** Start Information shown **

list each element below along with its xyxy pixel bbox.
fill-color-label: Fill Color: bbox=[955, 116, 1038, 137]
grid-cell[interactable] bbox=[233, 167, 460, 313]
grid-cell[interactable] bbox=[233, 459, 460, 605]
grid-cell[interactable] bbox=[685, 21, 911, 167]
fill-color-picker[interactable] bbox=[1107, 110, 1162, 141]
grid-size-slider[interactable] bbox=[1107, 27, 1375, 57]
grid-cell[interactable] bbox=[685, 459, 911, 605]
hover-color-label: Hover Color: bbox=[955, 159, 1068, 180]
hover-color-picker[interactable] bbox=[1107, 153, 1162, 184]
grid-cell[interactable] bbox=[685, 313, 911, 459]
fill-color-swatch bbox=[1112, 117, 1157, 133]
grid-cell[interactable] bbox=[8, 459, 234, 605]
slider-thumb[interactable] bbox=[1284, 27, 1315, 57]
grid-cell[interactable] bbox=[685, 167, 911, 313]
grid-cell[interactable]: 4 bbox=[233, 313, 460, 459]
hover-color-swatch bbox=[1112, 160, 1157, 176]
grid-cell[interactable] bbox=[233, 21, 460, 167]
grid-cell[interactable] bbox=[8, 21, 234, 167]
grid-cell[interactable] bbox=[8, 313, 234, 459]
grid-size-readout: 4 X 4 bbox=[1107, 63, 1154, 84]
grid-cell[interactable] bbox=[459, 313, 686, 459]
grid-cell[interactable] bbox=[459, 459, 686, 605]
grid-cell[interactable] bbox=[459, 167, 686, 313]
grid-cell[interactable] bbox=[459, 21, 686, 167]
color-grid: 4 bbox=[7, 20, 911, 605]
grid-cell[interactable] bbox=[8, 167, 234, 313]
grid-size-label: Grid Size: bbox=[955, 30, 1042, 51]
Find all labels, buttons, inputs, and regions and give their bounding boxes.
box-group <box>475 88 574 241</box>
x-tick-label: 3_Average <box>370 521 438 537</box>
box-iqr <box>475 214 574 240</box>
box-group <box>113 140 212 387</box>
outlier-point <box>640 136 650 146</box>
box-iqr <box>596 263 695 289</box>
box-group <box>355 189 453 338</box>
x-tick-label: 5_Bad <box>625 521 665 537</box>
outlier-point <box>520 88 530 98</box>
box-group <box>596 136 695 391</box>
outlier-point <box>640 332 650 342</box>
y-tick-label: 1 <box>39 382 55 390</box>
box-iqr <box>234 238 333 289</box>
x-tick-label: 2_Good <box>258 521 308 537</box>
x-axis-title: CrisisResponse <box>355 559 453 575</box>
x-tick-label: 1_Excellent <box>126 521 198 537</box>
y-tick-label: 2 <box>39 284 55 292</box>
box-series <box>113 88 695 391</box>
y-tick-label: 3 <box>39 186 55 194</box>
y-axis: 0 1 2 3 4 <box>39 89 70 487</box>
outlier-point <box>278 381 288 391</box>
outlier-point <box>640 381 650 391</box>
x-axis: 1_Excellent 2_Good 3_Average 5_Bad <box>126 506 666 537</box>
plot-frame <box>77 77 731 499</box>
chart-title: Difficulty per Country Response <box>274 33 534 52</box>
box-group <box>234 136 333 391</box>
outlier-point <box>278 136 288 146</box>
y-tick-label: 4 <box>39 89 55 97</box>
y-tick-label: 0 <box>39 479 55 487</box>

** End Information shown **

*Objective*:
Can you lay out the lines from the very first one through the line containing "box-series <box>113 88 695 391</box>", both included, as a JSON list of strings with one string per line and blank lines omitted?

*Output below*:
[
  "list each element below along with its xyxy pixel bbox.",
  "fill-color-label: Fill Color: bbox=[955, 116, 1038, 137]",
  "grid-cell[interactable] bbox=[233, 167, 460, 313]",
  "grid-cell[interactable] bbox=[233, 459, 460, 605]",
  "grid-cell[interactable] bbox=[685, 21, 911, 167]",
  "fill-color-picker[interactable] bbox=[1107, 110, 1162, 141]",
  "grid-size-slider[interactable] bbox=[1107, 27, 1375, 57]",
  "grid-cell[interactable] bbox=[685, 459, 911, 605]",
  "hover-color-label: Hover Color: bbox=[955, 159, 1068, 180]",
  "hover-color-picker[interactable] bbox=[1107, 153, 1162, 184]",
  "grid-cell[interactable] bbox=[685, 313, 911, 459]",
  "fill-color-swatch bbox=[1112, 117, 1157, 133]",
  "grid-cell[interactable] bbox=[8, 459, 234, 605]",
  "slider-thumb[interactable] bbox=[1284, 27, 1315, 57]",
  "grid-cell[interactable] bbox=[685, 167, 911, 313]",
  "grid-cell[interactable]: 4 bbox=[233, 313, 460, 459]",
  "hover-color-swatch bbox=[1112, 160, 1157, 176]",
  "grid-cell[interactable] bbox=[233, 21, 460, 167]",
  "grid-cell[interactable] bbox=[8, 21, 234, 167]",
  "grid-cell[interactable] bbox=[8, 313, 234, 459]",
  "grid-size-readout: 4 X 4 bbox=[1107, 63, 1154, 84]",
  "grid-cell[interactable] bbox=[459, 313, 686, 459]",
  "grid-cell[interactable] bbox=[459, 459, 686, 605]",
  "grid-cell[interactable] bbox=[459, 167, 686, 313]",
  "grid-cell[interactable] bbox=[459, 21, 686, 167]",
  "color-grid: 4 bbox=[7, 20, 911, 605]",
  "grid-cell[interactable] bbox=[8, 167, 234, 313]",
  "grid-size-label: Grid Size: bbox=[955, 30, 1042, 51]",
  "Find all labels, buttons, inputs, and regions and give their bounding boxes.",
  "box-group <box>475 88 574 241</box>",
  "x-tick-label: 3_Average <box>370 521 438 537</box>",
  "box-iqr <box>475 214 574 240</box>",
  "box-group <box>113 140 212 387</box>",
  "outlier-point <box>640 136 650 146</box>",
  "box-iqr <box>596 263 695 289</box>",
  "box-group <box>355 189 453 338</box>",
  "x-tick-label: 5_Bad <box>625 521 665 537</box>",
  "outlier-point <box>520 88 530 98</box>",
  "box-group <box>596 136 695 391</box>",
  "outlier-point <box>640 332 650 342</box>",
  "y-tick-label: 1 <box>39 382 55 390</box>",
  "box-iqr <box>234 238 333 289</box>",
  "x-tick-label: 2_Good <box>258 521 308 537</box>",
  "x-axis-title: CrisisResponse <box>355 559 453 575</box>",
  "x-tick-label: 1_Excellent <box>126 521 198 537</box>",
  "y-tick-label: 2 <box>39 284 55 292</box>",
  "box-series <box>113 88 695 391</box>"
]